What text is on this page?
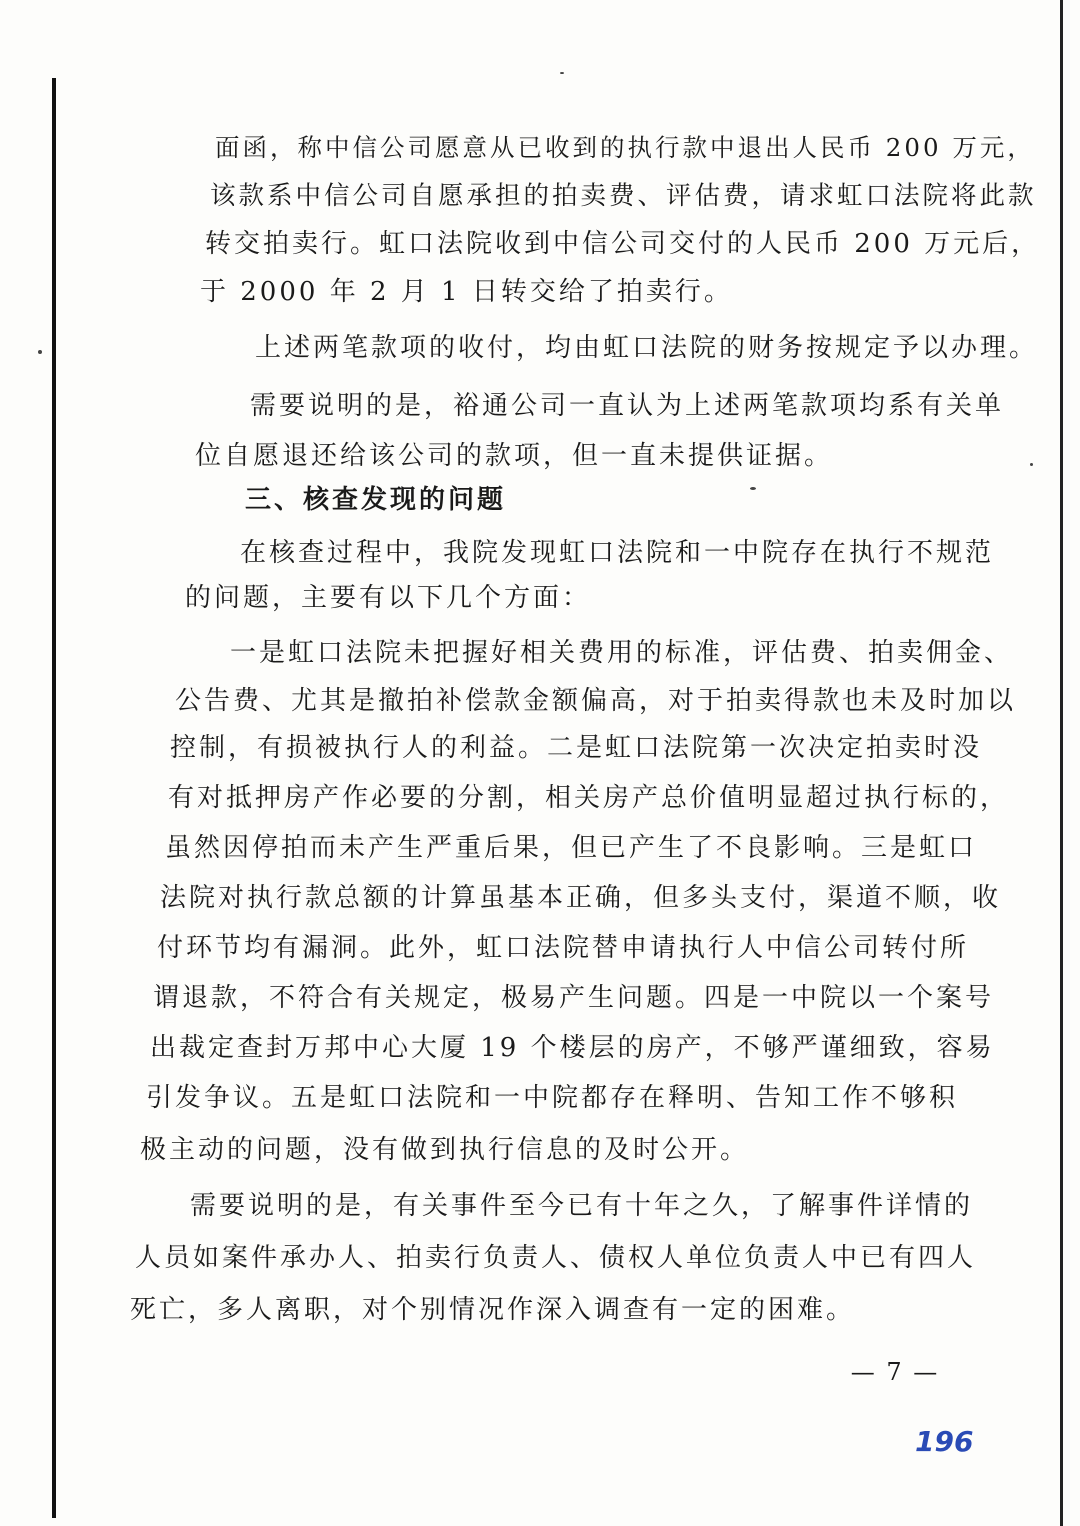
面函，称中信公司愿意从已收到的执行款中退出人民币 200 万元，
该款系中信公司自愿承担的拍卖费、评估费，请求虹口法院将此款
转交拍卖行。虹口法院收到中信公司交付的人民币 200 万元后，
于 2000 年 2 月 1 日转交给了拍卖行。
上述两笔款项的收付，均由虹口法院的财务按规定予以办理。
需要说明的是，裕通公司一直认为上述两笔款项均系有关单
位自愿退还给该公司的款项，但一直未提供证据。
三、核查发现的问题
在核查过程中，我院发现虹口法院和一中院存在执行不规范
的问题，主要有以下几个方面：
一是虹口法院未把握好相关费用的标准，评估费、拍卖佣金、
公告费、尤其是撤拍补偿款金额偏高，对于拍卖得款也未及时加以
控制，有损被执行人的利益。二是虹口法院第一次决定拍卖时没
有对抵押房产作必要的分割，相关房产总价值明显超过执行标的，
虽然因停拍而未产生严重后果，但已产生了不良影响。三是虹口
法院对执行款总额的计算虽基本正确，但多头支付，渠道不顺，收
付环节均有漏洞。此外，虹口法院替申请执行人中信公司转付所
谓退款，不符合有关规定，极易产生问题。四是一中院以一个案号
出裁定查封万邦中心大厦 19 个楼层的房产，不够严谨细致，容易
引发争议。五是虹口法院和一中院都存在释明、告知工作不够积
极主动的问题，没有做到执行信息的及时公开。
需要说明的是，有关事件至今已有十年之久，了解事件详情的
人员如案件承办人、拍卖行负责人、债权人单位负责人中已有四人
死亡，多人离职，对个别情况作深入调查有一定的困难。
— 7 —
196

▸ Task to carry out: Go through the entries above and print each one exactly, minus the pictures.

▸ Answer in full:
What text is on this page?
面函，称中信公司愿意从已收到的执行款中退出人民币 200 万元，
该款系中信公司自愿承担的拍卖费、评估费，请求虹口法院将此款
转交拍卖行。虹口法院收到中信公司交付的人民币 200 万元后，
于 2000 年 2 月 1 日转交给了拍卖行。
上述两笔款项的收付，均由虹口法院的财务按规定予以办理。
需要说明的是，裕通公司一直认为上述两笔款项均系有关单
位自愿退还给该公司的款项，但一直未提供证据。
三、核查发现的问题
在核查过程中，我院发现虹口法院和一中院存在执行不规范
的问题，主要有以下几个方面：
一是虹口法院未把握好相关费用的标准，评估费、拍卖佣金、
公告费、尤其是撤拍补偿款金额偏高，对于拍卖得款也未及时加以
控制，有损被执行人的利益。二是虹口法院第一次决定拍卖时没
有对抵押房产作必要的分割，相关房产总价值明显超过执行标的，
虽然因停拍而未产生严重后果，但已产生了不良影响。三是虹口
法院对执行款总额的计算虽基本正确，但多头支付，渠道不顺，收
付环节均有漏洞。此外，虹口法院替申请执行人中信公司转付所
谓退款，不符合有关规定，极易产生问题。四是一中院以一个案号
出裁定查封万邦中心大厦 19 个楼层的房产，不够严谨细致，容易
引发争议。五是虹口法院和一中院都存在释明、告知工作不够积
极主动的问题，没有做到执行信息的及时公开。
需要说明的是，有关事件至今已有十年之久，了解事件详情的
人员如案件承办人、拍卖行负责人、债权人单位负责人中已有四人
死亡，多人离职，对个别情况作深入调查有一定的困难。
— 7 —
196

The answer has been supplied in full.